Goal - Exactly reproduce each line of the listing that follows.

Data records
+++++

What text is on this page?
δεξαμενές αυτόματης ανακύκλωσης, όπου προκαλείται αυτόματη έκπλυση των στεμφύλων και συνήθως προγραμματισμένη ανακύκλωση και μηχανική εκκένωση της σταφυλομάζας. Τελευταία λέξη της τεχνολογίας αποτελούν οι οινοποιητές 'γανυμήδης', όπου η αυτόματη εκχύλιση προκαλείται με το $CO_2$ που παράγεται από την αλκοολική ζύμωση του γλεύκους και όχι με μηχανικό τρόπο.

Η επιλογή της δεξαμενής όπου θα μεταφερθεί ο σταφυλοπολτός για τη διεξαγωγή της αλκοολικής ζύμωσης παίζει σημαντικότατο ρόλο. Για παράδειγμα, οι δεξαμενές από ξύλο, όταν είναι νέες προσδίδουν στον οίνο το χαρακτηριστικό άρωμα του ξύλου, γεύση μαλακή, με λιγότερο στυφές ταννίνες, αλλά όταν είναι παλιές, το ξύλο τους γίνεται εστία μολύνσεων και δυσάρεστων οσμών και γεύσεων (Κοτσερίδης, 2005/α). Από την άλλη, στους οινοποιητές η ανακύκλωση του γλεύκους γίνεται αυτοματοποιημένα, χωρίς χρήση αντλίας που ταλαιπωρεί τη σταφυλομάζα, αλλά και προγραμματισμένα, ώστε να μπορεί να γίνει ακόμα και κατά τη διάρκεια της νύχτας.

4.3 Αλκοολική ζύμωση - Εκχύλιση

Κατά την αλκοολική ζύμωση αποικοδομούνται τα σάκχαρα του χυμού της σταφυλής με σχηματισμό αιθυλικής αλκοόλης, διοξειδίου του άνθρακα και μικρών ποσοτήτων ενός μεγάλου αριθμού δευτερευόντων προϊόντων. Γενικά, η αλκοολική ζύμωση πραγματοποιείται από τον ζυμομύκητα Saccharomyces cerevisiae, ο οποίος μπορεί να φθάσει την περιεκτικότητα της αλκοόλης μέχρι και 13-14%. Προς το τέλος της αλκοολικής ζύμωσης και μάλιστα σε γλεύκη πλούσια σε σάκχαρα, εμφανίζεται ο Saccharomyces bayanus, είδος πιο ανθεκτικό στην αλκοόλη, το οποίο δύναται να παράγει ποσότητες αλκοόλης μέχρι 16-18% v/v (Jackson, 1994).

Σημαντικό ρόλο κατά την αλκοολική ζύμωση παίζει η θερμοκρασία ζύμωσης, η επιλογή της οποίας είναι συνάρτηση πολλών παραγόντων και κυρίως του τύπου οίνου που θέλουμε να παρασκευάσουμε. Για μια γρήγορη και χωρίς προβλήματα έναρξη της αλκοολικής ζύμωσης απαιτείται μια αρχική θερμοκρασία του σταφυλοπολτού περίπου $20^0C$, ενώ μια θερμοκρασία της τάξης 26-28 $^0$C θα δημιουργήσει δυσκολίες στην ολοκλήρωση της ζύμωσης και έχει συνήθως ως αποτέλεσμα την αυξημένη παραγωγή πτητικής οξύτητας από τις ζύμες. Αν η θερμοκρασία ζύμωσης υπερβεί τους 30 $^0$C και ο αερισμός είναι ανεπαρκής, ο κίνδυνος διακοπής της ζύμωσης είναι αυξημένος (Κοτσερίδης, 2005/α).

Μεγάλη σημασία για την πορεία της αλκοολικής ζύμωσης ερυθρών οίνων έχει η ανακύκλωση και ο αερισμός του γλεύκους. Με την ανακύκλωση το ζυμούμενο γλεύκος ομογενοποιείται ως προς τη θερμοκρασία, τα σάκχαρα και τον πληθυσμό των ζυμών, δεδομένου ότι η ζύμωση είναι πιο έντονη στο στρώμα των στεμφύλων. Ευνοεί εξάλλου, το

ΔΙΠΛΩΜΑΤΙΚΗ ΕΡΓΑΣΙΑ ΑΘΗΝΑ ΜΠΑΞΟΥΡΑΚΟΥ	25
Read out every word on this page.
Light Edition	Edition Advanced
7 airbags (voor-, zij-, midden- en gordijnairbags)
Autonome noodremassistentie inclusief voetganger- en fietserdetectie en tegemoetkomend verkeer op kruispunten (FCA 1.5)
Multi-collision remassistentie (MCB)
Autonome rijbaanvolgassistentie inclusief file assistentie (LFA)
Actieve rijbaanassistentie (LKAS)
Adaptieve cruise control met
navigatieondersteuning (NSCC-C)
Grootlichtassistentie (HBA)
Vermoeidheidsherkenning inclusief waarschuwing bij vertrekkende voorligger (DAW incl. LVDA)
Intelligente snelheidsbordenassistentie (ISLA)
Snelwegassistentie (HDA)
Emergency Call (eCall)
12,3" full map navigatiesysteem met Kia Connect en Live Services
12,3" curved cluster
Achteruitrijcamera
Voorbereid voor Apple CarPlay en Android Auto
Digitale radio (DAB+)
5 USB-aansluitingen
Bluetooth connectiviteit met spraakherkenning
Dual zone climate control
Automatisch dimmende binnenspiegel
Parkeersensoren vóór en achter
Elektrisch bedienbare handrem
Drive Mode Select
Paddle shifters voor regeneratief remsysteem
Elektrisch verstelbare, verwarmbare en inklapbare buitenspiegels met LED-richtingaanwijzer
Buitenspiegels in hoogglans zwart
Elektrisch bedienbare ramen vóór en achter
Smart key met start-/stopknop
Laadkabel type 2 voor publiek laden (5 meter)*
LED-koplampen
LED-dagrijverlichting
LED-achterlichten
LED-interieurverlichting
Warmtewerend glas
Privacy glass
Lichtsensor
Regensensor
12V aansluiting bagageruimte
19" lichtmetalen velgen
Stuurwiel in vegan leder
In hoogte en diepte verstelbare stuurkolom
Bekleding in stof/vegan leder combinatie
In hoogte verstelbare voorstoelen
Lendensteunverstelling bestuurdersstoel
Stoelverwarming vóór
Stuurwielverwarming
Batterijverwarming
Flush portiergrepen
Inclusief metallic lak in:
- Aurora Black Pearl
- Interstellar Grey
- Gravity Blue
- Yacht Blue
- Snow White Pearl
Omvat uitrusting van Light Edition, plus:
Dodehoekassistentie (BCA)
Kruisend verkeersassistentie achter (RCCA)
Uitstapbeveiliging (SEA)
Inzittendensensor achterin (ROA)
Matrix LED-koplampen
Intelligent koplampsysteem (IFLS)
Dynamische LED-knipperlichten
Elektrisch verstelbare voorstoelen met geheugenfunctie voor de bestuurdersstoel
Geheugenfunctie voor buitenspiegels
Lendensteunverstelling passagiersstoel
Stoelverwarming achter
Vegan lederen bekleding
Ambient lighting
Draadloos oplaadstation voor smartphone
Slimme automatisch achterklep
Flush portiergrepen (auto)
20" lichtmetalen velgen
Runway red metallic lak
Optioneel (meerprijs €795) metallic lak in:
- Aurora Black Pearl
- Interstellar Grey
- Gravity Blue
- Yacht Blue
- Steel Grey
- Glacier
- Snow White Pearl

+++++

Answer -
What text is on this page?
δεξαμενές αυτόματης ανακύκλωσης, όπου προκαλείται αυτόματη έκπλυση των στεμφύλων και συνήθως προγραμματισμένη ανακύκλωση και μηχανική εκκένωση της σταφυλομάζας. Τελευταία λέξη της τεχνολογίας αποτελούν οι οινοποιητές 'γανυμήδης', όπου η αυτόματη εκχύλιση προκαλείται με το $CO_2$ που παράγεται από την αλκοολική ζύμωση του γλεύκους και όχι με μηχανικό τρόπο.

Η επιλογή της δεξαμενής όπου θα μεταφερθεί ο σταφυλοπολτός για τη διεξαγωγή της αλκοολικής ζύμωσης παίζει σημαντικότατο ρόλο. Για παράδειγμα, οι δεξαμενές από ξύλο, όταν είναι νέες προσδίδουν στον οίνο το χαρακτηριστικό άρωμα του ξύλου, γεύση μαλακή, με λιγότερο στυφές ταννίνες, αλλά όταν είναι παλιές, το ξύλο τους γίνεται εστία μολύνσεων και δυσάρεστων οσμών και γεύσεων (Κοτσερίδης, 2005/α). Από την άλλη, στους οινοποιητές η ανακύκλωση του γλεύκους γίνεται αυτοματοποιημένα, χωρίς χρήση αντλίας που ταλαιπωρεί τη σταφυλομάζα, αλλά και προγραμματισμένα, ώστε να μπορεί να γίνει ακόμα και κατά τη διάρκεια της νύχτας.

4.3 Αλκοολική ζύμωση - Εκχύλιση

Κατά την αλκοολική ζύμωση αποικοδομούνται τα σάκχαρα του χυμού της σταφυλής με σχηματισμό αιθυλικής αλκοόλης, διοξειδίου του άνθρακα και μικρών ποσοτήτων ενός μεγάλου αριθμού δευτερευόντων προϊόντων. Γενικά, η αλκοολική ζύμωση πραγματοποιείται από τον ζυμομύκητα Saccharomyces cerevisiae, ο οποίος μπορεί να φθάσει την περιεκτικότητα της αλκοόλης μέχρι και 13-14%. Προς το τέλος της αλκοολικής ζύμωσης και μάλιστα σε γλεύκη πλούσια σε σάκχαρα, εμφανίζεται ο Saccharomyces bayanus, είδος πιο ανθεκτικό στην αλκοόλη, το οποίο δύναται να παράγει ποσότητες αλκοόλης μέχρι 16-18% v/v (Jackson, 1994).

Σημαντικό ρόλο κατά την αλκοολική ζύμωση παίζει η θερμοκρασία ζύμωσης, η επιλογή της οποίας είναι συνάρτηση πολλών παραγόντων και κυρίως του τύπου οίνου που θέλουμε να παρασκευάσουμε. Για μια γρήγορη και χωρίς προβλήματα έναρξη της αλκοολικής ζύμωσης απαιτείται μια αρχική θερμοκρασία του σταφυλοπολτού περίπου $20^0C$, ενώ μια θερμοκρασία της τάξης 26-28 $^0$C θα δημιουργήσει δυσκολίες στην ολοκλήρωση της ζύμωσης και έχει συνήθως ως αποτέλεσμα την αυξημένη παραγωγή πτητικής οξύτητας από τις ζύμες. Αν η θερμοκρασία ζύμωσης υπερβεί τους 30 $^0$C και ο αερισμός είναι ανεπαρκής, ο κίνδυνος διακοπής της ζύμωσης είναι αυξημένος (Κοτσερίδης, 2005/α).

Μεγάλη σημασία για την πορεία της αλκοολικής ζύμωσης ερυθρών οίνων έχει η ανακύκλωση και ο αερισμός του γλεύκους. Με την ανακύκλωση το ζυμούμενο γλεύκος ομογενοποιείται ως προς τη θερμοκρασία, τα σάκχαρα και τον πληθυσμό των ζυμών, δεδομένου ότι η ζύμωση είναι πιο έντονη στο στρώμα των στεμφύλων. Ευνοεί εξάλλου, το

ΔΙΠΛΩΜΑΤΙΚΗ ΕΡΓΑΣΙΑ ΑΘΗΝΑ ΜΠΑΞΟΥΡΑΚΟΥ	25
Read out every word on this page.
Light Edition	Edition Advanced
7 airbags (voor-, zij-, midden- en gordijnairbags)
Autonome noodremassistentie inclusief voetganger- en fietserdetectie en tegemoetkomend verkeer op kruispunten (FCA 1.5)
Multi-collision remassistentie (MCB)
Autonome rijbaanvolgassistentie inclusief file assistentie (LFA)
Actieve rijbaanassistentie (LKAS)
Adaptieve cruise control met
navigatieondersteuning (NSCC-C)
Grootlichtassistentie (HBA)
Vermoeidheidsherkenning inclusief waarschuwing bij vertrekkende voorligger (DAW incl. LVDA)
Intelligente snelheidsbordenassistentie (ISLA)
Snelwegassistentie (HDA)
Emergency Call (eCall)
12,3" full map navigatiesysteem met Kia Connect en Live Services
12,3" curved cluster
Achteruitrijcamera
Voorbereid voor Apple CarPlay en Android Auto
Digitale radio (DAB+)
5 USB-aansluitingen
Bluetooth connectiviteit met spraakherkenning
Dual zone climate control
Automatisch dimmende binnenspiegel
Parkeersensoren vóór en achter
Elektrisch bedienbare handrem
Drive Mode Select
Paddle shifters voor regeneratief remsysteem
Elektrisch verstelbare, verwarmbare en inklapbare buitenspiegels met LED-richtingaanwijzer
Buitenspiegels in hoogglans zwart
Elektrisch bedienbare ramen vóór en achter
Smart key met start-/stopknop
Laadkabel type 2 voor publiek laden (5 meter)*
LED-koplampen
LED-dagrijverlichting
LED-achterlichten
LED-interieurverlichting
Warmtewerend glas
Privacy glass
Lichtsensor
Regensensor
12V aansluiting bagageruimte
19" lichtmetalen velgen
Stuurwiel in vegan leder
In hoogte en diepte verstelbare stuurkolom
Bekleding in stof/vegan leder combinatie
In hoogte verstelbare voorstoelen
Lendensteunverstelling bestuurdersstoel
Stoelverwarming vóór
Stuurwielverwarming
Batterijverwarming
Flush portiergrepen
Inclusief metallic lak in:
- Aurora Black Pearl
- Interstellar Grey
- Gravity Blue
- Yacht Blue
- Snow White Pearl
Omvat uitrusting van Light Edition, plus:
Dodehoekassistentie (BCA)
Kruisend verkeersassistentie achter (RCCA)
Uitstapbeveiliging (SEA)
Inzittendensensor achterin (ROA)
Matrix LED-koplampen
Intelligent koplampsysteem (IFLS)
Dynamische LED-knipperlichten
Elektrisch verstelbare voorstoelen met geheugenfunctie voor de bestuurdersstoel
Geheugenfunctie voor buitenspiegels
Lendensteunverstelling passagiersstoel
Stoelverwarming achter
Vegan lederen bekleding
Ambient lighting
Draadloos oplaadstation voor smartphone
Slimme automatisch achterklep
Flush portiergrepen (auto)
20" lichtmetalen velgen
Runway red metallic lak
Optioneel (meerprijs €795) metallic lak in:
- Aurora Black Pearl
- Interstellar Grey
- Gravity Blue
- Yacht Blue
- Steel Grey
- Glacier
- Snow White Pearl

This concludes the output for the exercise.